Franz Mehring 18930426 Jesuitisches

Franz Mehring: Jesuitisches

(26. April 1893)

[Die Neue Zeit, 11. Jg. 1892/93, Zweiter Band, S. 129-132. Nach Gesammelte Schriften, Band 5, S. 298]

Irgendein dunkler Ehrenmann aus dem westfälischen Junkertum, ein Graf Hoensbroech, hat sich veranlasst gesehen, aus dem Orden der Jesuiten auszutreten, nachdem er ihm dreizehn Jahre angehört hatte, und die Beweggründe seines welterschütternden Entschlusses in den „Preußischen Jahrbüchern" der Mit- und Nachwelt kundzutun. Diese Monatsschrift, die bisher den Anspruch erhob, für ein ernsthaftes Organ zu gelten, beutet die Ehre der neuen Mitarbeiterschaft mit so ohrzerreißenden Tamtamschlägen der Reklame aus, dass Herr Mosse noch etwas davon lernen könnte, und die „Vossische Zeitung" salbadert von der „ungeheuren Tat", die der Ex-Jesuit vollbracht habe. Auch sonst ist Graf Hoensbroech der Held des Tages für die liberale Presse, die das durchbohrende Gefühl ihrer schwächlichen Halbheiten in allen ernsten Fragen der Politik durch ein bisschen Kulturpaukerei betäuben zu wollen scheint. Seltsamerweise findet sie dabei eine unfreiwillige Bundesgenossin an der ultramontanen Presse, die auch eine wirksame Reklame für den Grafen Hoensbroech macht, indem sie ihm geistige Erkrankung und dergleichen schöne Dinge mehr nachredet. Hat die Fußangelei und was daran hängt der „Germania" denn wirklich so das Konzept verrückt, dass sie verlernt hat, sanft zu sein wie die Tauben und klug wie die Schlangen, dass sie gegen das heitere Zwischenspiel der Hoensbroechiade mit den zweischneidigen Waffen ins Feld rückt, die die ultramontane Diplomatie sonst doch nur da anwendet, wo für sie wirklich Matthäi am letzten ist?

[Bereitgestellte Daten]:
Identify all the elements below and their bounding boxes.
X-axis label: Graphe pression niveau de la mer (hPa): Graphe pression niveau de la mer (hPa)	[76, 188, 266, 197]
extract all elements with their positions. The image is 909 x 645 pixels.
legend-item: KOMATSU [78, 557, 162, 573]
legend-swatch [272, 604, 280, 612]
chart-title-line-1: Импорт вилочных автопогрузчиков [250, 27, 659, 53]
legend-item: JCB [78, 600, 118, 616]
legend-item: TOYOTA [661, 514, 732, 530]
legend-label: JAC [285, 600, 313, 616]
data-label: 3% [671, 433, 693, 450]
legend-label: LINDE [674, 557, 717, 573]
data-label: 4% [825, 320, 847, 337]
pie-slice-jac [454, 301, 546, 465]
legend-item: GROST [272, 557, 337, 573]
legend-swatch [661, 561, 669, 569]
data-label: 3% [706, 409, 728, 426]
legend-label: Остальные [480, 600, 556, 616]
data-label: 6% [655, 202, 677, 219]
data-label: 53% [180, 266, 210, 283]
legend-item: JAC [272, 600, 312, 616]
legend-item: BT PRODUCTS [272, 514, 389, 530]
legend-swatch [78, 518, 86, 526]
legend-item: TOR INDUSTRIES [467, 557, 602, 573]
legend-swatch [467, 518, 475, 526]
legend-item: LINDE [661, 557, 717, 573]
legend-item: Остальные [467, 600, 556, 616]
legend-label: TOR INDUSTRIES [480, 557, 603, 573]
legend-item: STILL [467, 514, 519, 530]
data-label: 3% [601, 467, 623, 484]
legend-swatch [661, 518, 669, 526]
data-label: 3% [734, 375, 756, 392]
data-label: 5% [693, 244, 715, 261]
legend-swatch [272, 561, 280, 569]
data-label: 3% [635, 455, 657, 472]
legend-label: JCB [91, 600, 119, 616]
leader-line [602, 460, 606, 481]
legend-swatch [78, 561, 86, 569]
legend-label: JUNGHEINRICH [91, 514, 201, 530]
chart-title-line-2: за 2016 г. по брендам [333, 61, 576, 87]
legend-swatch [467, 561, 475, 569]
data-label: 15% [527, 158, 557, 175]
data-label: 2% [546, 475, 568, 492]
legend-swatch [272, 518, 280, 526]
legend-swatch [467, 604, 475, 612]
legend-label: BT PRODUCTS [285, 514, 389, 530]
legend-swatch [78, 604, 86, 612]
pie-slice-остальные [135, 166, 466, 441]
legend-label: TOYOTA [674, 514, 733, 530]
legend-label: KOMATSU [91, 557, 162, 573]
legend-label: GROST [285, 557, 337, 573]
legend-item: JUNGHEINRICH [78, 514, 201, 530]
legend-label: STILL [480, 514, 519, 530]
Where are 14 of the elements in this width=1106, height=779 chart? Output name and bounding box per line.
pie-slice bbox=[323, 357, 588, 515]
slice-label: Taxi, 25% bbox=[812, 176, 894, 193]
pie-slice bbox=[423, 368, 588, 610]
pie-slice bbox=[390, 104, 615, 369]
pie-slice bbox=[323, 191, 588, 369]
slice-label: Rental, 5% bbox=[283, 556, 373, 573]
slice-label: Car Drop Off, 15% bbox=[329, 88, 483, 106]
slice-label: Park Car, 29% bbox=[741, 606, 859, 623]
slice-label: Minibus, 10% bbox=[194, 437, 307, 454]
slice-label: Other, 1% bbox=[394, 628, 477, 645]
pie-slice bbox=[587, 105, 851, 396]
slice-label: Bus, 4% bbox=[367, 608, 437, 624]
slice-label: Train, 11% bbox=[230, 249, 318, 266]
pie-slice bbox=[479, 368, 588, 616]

[Zu lösende Aufgaben]:
1 > Übersetze aus dem Text über den Grafen Hoensbroech diesen Satz ins Englische: „Auch sonst ist Graf Hoensbroech der Held des Tages für die liberale Presse, die das durchbohrende Gefühl ihrer schwächlichen Halbheiten in allen ernsten Fragen der Politik durch ein bisschen Kulturpaukerei betäuben zu wollen scheint.“
2 > Führe den Text über den Grafen Hoensbroech im Anschluss an seinen letzten Satz weiter.

[Ergebnisse je Aufgabe]:
1 > Elsewhere, too, Count Hoensbroech is the hero of the day for the liberal press, which seems to want to numb the piercing sense of its feeble half-measures on all serious questions of politics with a bit of culture-war tub-thumping.

2 >
Wer den Aufsatz des Grafen Hoensbroech in der Erwartung liest, ähnliche Dinge aufgetischt zu erhalten, wie Ex-Jesuiten des siebzehnten Jahrhunderts, etwa Peter Jarriges oder der Herausgeber der Monita secreta, ihrerzeit veröffentlicht haben, der wird schwer enttäuscht sein. Der Verfasser erhebt nur bewegliche Klage darüber, dass die stramme Disziplin des Jesuitenordens ihn bis zu einem gewissen Grade in seiner junkerlichen Individualität und in seinem junkerlichen Patriotismus bedrängt habe, was für ihn ja außerordentlich schmerzlich sein mag, für die sonstige Menschheit aber wirklich überaus gleichgültig ist. Von der gänzlichen Bedeutungslosigkeit des Aufsatzes kann man sich schon daraus einen Begriff machen, dass er im Wesentlichen so, wie er jetzt in den „Preußischen Jahrbüchern" vorliegt, vor Monaten im Feuilleton der „Kreuz-Zeitung" veröffentlicht worden ist, ohne dass damals ein Hahn danach krähte; nun, da der Name eines westfälischen Junkers darunter steht, ist der Pudel für die freisinnigen Kulturpauker zum Elefanten aufgeschwollen. Anzuerkennen ist immerhin, dass einzelnen liberalen Blättern der winzige Niederschlag der fürchterlichen Reklame doch unbehaglich ist; es geht ihnen namentlich gegen den Strich, dass Graf Hoensbroech uns die Jesuiten gar noch als dumme Kerle aufreden will. Das gefällt zwar sehr den Gelehrten der „Vossischen Zeitung", weil sie sich wider alles Verhoffen auf einmal in berühmter Gesellschaft zu befinden glauben, aber die „National-Zeitung" kraut sich bedenklich hinter den Ohren und deutet verständlich an, dass ihr dieser Scherz des gräflichen Ex-Jesuiten doch eigentlich über den Spaß geht.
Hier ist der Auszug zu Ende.